* _Data entries for graphics_

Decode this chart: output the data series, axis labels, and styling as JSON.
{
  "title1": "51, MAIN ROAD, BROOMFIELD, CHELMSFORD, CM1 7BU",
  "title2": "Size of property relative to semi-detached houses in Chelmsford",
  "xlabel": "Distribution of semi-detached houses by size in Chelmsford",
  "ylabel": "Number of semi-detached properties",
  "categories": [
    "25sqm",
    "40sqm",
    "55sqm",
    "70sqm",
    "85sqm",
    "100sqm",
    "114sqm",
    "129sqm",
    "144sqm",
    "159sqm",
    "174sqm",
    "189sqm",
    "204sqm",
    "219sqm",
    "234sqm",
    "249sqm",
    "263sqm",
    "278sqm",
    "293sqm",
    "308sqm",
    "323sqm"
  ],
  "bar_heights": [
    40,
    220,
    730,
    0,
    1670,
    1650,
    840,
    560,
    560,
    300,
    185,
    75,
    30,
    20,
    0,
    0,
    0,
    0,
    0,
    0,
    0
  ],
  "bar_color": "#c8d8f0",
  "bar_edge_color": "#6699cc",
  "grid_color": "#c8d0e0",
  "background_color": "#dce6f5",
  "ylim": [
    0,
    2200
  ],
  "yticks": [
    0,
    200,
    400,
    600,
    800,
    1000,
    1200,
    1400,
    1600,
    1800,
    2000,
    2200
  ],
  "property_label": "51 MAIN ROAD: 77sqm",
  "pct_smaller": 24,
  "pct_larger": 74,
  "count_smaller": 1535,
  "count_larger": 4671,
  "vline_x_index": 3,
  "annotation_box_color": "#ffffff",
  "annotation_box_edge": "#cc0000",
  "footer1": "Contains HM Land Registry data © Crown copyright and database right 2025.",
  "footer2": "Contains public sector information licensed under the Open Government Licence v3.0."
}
---
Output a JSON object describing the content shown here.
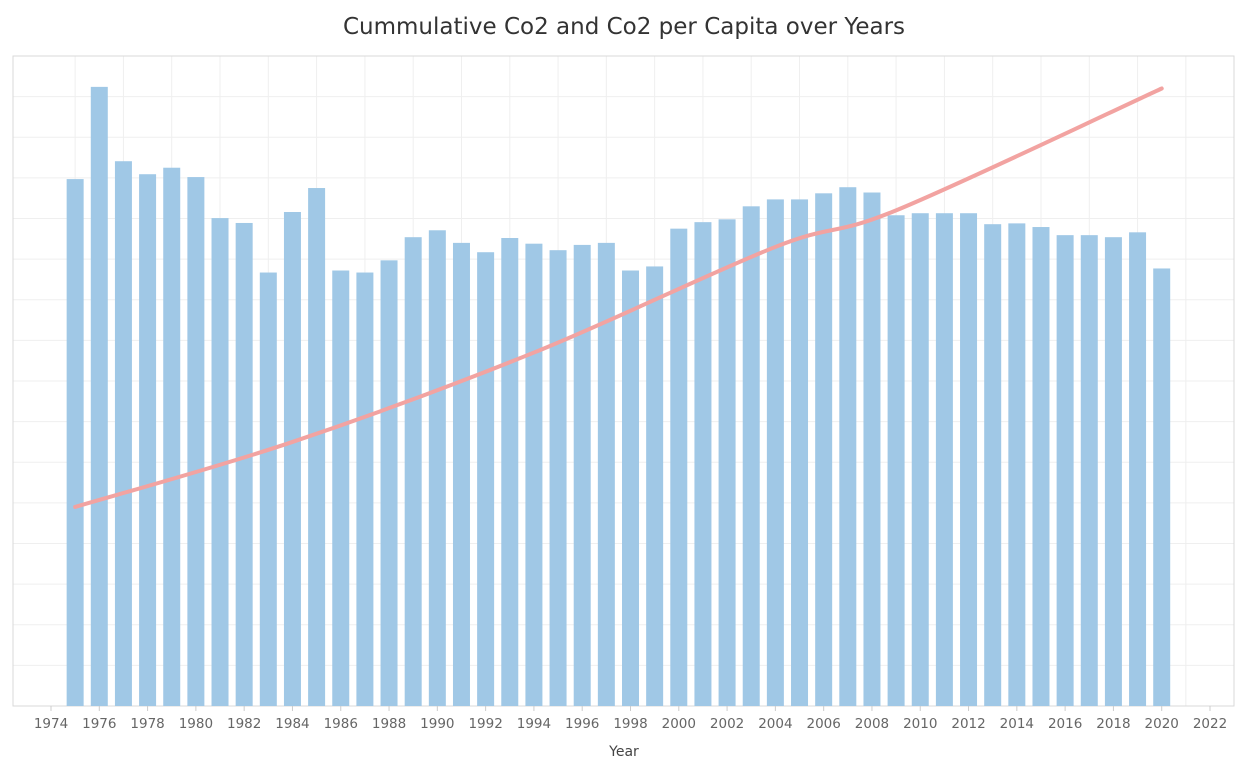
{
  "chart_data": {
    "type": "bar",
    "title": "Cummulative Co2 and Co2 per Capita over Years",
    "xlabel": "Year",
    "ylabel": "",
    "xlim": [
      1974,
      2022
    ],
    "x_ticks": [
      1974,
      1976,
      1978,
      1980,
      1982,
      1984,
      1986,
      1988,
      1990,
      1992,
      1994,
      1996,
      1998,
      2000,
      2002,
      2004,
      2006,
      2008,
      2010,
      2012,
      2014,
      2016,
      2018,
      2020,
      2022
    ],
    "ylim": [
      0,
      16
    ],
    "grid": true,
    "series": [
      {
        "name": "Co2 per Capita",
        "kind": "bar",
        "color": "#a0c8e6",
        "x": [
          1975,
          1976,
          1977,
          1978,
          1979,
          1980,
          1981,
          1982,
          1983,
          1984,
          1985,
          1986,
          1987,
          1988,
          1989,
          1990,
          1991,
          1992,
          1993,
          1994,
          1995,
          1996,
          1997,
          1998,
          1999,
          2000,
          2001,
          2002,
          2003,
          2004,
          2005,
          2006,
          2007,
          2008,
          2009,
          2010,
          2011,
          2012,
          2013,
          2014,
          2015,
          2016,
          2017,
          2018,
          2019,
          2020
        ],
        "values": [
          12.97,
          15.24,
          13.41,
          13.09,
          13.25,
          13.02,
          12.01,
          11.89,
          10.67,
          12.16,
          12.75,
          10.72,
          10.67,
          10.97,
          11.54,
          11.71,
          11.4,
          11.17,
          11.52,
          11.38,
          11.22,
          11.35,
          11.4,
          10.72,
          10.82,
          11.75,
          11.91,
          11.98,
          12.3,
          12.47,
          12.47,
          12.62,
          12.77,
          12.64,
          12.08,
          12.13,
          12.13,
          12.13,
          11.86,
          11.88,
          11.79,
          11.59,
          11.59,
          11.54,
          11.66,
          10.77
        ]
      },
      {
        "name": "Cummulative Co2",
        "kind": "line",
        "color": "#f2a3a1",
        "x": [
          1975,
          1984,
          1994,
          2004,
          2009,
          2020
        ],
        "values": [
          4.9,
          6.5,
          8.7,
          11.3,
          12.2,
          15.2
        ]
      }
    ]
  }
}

* _Exercise description_
Determine how many lines in the listing above hold the word "series", answering with the number only.

* _Task output_
2